##### Material for this task
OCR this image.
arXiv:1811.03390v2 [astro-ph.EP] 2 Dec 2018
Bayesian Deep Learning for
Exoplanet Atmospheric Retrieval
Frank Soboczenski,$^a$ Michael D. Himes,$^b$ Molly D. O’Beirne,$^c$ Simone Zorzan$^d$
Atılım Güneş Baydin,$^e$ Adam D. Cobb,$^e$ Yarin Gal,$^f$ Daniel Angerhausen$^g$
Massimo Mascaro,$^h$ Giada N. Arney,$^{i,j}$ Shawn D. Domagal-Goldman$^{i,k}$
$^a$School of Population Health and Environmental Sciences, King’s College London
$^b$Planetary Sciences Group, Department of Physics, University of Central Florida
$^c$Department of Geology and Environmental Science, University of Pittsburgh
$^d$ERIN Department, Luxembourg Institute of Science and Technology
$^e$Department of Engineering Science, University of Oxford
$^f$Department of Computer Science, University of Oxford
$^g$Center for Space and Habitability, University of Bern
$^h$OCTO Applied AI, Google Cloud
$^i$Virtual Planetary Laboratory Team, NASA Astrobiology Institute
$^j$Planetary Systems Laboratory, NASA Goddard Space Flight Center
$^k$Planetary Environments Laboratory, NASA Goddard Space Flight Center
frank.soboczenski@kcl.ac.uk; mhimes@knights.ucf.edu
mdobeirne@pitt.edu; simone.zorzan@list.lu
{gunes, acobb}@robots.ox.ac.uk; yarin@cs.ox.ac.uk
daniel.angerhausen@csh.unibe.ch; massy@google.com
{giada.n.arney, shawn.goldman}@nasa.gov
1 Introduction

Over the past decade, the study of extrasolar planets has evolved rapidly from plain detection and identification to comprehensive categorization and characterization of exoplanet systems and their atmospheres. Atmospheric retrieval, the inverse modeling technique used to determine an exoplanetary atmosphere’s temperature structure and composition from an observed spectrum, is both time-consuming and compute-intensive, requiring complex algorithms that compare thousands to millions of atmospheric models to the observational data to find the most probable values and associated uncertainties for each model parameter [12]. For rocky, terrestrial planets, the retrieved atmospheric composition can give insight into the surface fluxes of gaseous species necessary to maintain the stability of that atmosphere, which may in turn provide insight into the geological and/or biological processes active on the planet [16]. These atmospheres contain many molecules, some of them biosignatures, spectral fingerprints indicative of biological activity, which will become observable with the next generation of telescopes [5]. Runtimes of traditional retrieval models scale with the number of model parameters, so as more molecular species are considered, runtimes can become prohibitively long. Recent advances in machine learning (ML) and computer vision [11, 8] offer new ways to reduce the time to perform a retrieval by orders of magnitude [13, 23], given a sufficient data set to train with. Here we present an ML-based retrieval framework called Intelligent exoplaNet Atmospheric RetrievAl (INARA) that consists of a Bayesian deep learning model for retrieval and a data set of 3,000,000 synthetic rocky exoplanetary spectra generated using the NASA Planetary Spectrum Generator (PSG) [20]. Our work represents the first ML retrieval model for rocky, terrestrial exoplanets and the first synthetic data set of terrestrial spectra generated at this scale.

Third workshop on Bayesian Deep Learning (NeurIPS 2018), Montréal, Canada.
##########
- **Given problem**: Repeat all of the entries exactly.

- **Exercise solution**:
OCR this image.
arXiv:1811.03390v2 [astro-ph.EP] 2 Dec 2018
Bayesian Deep Learning for
Exoplanet Atmospheric Retrieval
Frank Soboczenski,$^a$ Michael D. Himes,$^b$ Molly D. O’Beirne,$^c$ Simone Zorzan$^d$
Atılım Güneş Baydin,$^e$ Adam D. Cobb,$^e$ Yarin Gal,$^f$ Daniel Angerhausen$^g$
Massimo Mascaro,$^h$ Giada N. Arney,$^{i,j}$ Shawn D. Domagal-Goldman$^{i,k}$
$^a$School of Population Health and Environmental Sciences, King’s College London
$^b$Planetary Sciences Group, Department of Physics, University of Central Florida
$^c$Department of Geology and Environmental Science, University of Pittsburgh
$^d$ERIN Department, Luxembourg Institute of Science and Technology
$^e$Department of Engineering Science, University of Oxford
$^f$Department of Computer Science, University of Oxford
$^g$Center for Space and Habitability, University of Bern
$^h$OCTO Applied AI, Google Cloud
$^i$Virtual Planetary Laboratory Team, NASA Astrobiology Institute
$^j$Planetary Systems Laboratory, NASA Goddard Space Flight Center
$^k$Planetary Environments Laboratory, NASA Goddard Space Flight Center
frank.soboczenski@kcl.ac.uk; mhimes@knights.ucf.edu
mdobeirne@pitt.edu; simone.zorzan@list.lu
{gunes, acobb}@robots.ox.ac.uk; yarin@cs.ox.ac.uk
daniel.angerhausen@csh.unibe.ch; massy@google.com
{giada.n.arney, shawn.goldman}@nasa.gov
1 Introduction

Over the past decade, the study of extrasolar planets has evolved rapidly from plain detection and identification to comprehensive categorization and characterization of exoplanet systems and their atmospheres. Atmospheric retrieval, the inverse modeling technique used to determine an exoplanetary atmosphere’s temperature structure and composition from an observed spectrum, is both time-consuming and compute-intensive, requiring complex algorithms that compare thousands to millions of atmospheric models to the observational data to find the most probable values and associated uncertainties for each model parameter [12]. For rocky, terrestrial planets, the retrieved atmospheric composition can give insight into the surface fluxes of gaseous species necessary to maintain the stability of that atmosphere, which may in turn provide insight into the geological and/or biological processes active on the planet [16]. These atmospheres contain many molecules, some of them biosignatures, spectral fingerprints indicative of biological activity, which will become observable with the next generation of telescopes [5]. Runtimes of traditional retrieval models scale with the number of model parameters, so as more molecular species are considered, runtimes can become prohibitively long. Recent advances in machine learning (ML) and computer vision [11, 8] offer new ways to reduce the time to perform a retrieval by orders of magnitude [13, 23], given a sufficient data set to train with. Here we present an ML-based retrieval framework called Intelligent exoplaNet Atmospheric RetrievAl (INARA) that consists of a Bayesian deep learning model for retrieval and a data set of 3,000,000 synthetic rocky exoplanetary spectra generated using the NASA Planetary Spectrum Generator (PSG) [20]. Our work represents the first ML retrieval model for rocky, terrestrial exoplanets and the first synthetic data set of terrestrial spectra generated at this scale.

Third workshop on Bayesian Deep Learning (NeurIPS 2018), Montréal, Canada.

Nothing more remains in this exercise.